▶ **Goal**
Check every line below for the word "text" and copy the ones that have it.
------------------------------------
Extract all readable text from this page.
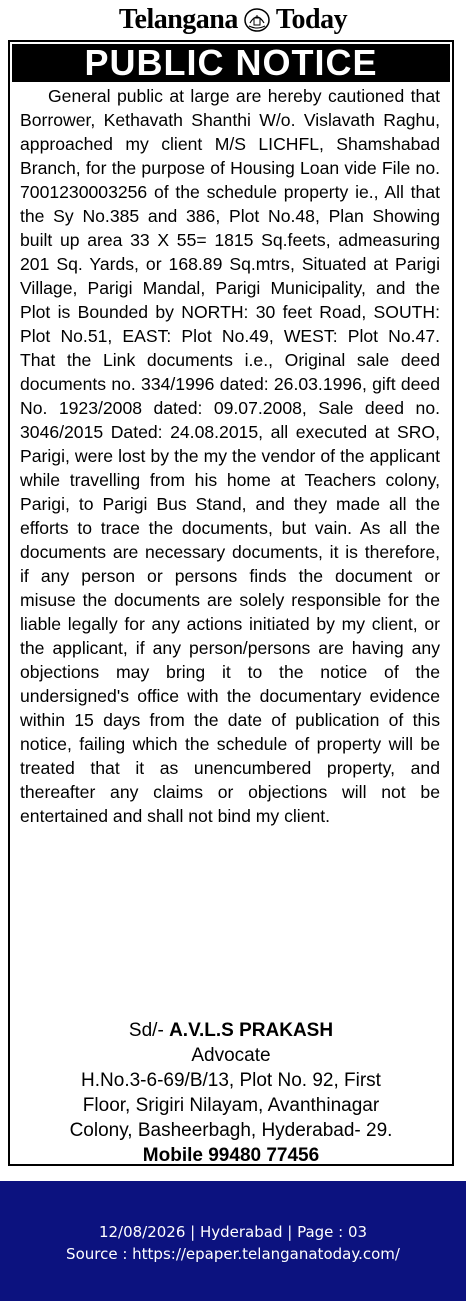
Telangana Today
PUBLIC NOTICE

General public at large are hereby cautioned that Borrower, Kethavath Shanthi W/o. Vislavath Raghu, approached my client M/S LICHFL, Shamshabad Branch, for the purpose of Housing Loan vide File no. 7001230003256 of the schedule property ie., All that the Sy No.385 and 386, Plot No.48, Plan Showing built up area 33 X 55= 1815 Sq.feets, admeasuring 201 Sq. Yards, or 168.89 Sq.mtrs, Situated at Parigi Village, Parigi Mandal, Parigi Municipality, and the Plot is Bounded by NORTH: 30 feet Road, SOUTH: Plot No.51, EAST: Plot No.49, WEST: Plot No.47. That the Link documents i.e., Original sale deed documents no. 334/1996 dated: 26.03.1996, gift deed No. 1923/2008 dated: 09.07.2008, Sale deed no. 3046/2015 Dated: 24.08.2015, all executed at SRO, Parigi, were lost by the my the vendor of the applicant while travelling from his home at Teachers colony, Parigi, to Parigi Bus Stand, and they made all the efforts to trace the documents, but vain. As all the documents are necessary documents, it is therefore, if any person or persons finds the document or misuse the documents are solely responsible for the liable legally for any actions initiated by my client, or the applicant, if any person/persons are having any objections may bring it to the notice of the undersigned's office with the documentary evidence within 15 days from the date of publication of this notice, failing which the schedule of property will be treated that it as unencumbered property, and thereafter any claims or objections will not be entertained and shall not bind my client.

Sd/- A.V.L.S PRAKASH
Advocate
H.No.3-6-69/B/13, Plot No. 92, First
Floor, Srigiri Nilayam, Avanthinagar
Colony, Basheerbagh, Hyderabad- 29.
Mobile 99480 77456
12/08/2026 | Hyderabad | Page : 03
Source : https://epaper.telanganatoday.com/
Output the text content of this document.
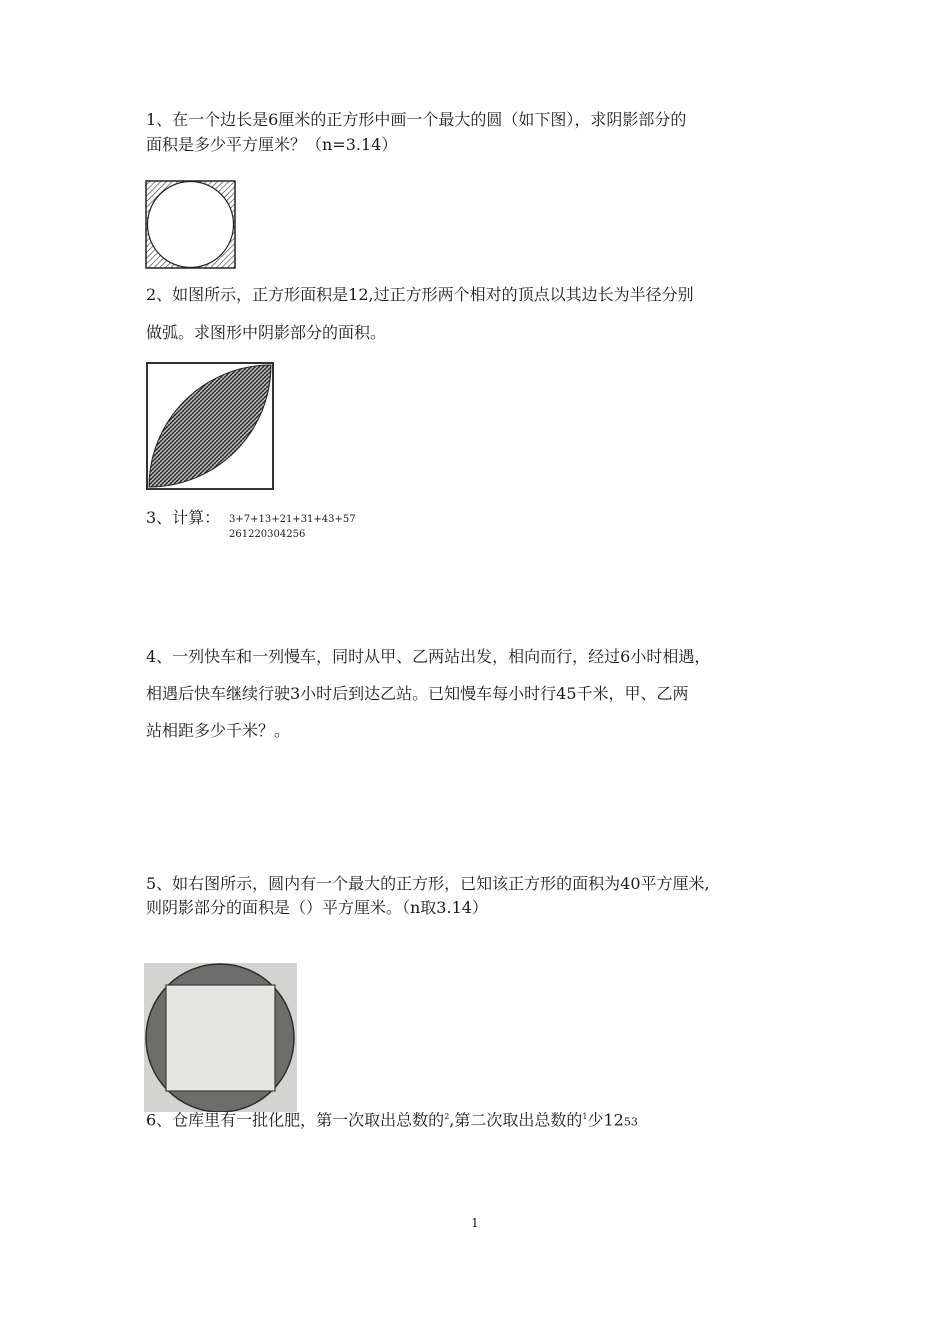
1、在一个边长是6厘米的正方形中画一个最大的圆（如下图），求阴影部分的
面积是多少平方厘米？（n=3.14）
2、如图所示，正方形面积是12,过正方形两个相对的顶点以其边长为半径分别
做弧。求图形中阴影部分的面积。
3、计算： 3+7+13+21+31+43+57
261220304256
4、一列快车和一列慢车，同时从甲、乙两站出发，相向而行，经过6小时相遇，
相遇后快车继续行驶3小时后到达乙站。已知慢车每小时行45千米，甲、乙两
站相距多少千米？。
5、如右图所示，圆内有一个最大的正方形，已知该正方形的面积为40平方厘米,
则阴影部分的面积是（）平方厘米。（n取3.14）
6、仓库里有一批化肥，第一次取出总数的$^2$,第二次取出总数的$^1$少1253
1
------------------------------------
▶ **Correct response**
Extract all readable text from this page.
Output the text content of this document.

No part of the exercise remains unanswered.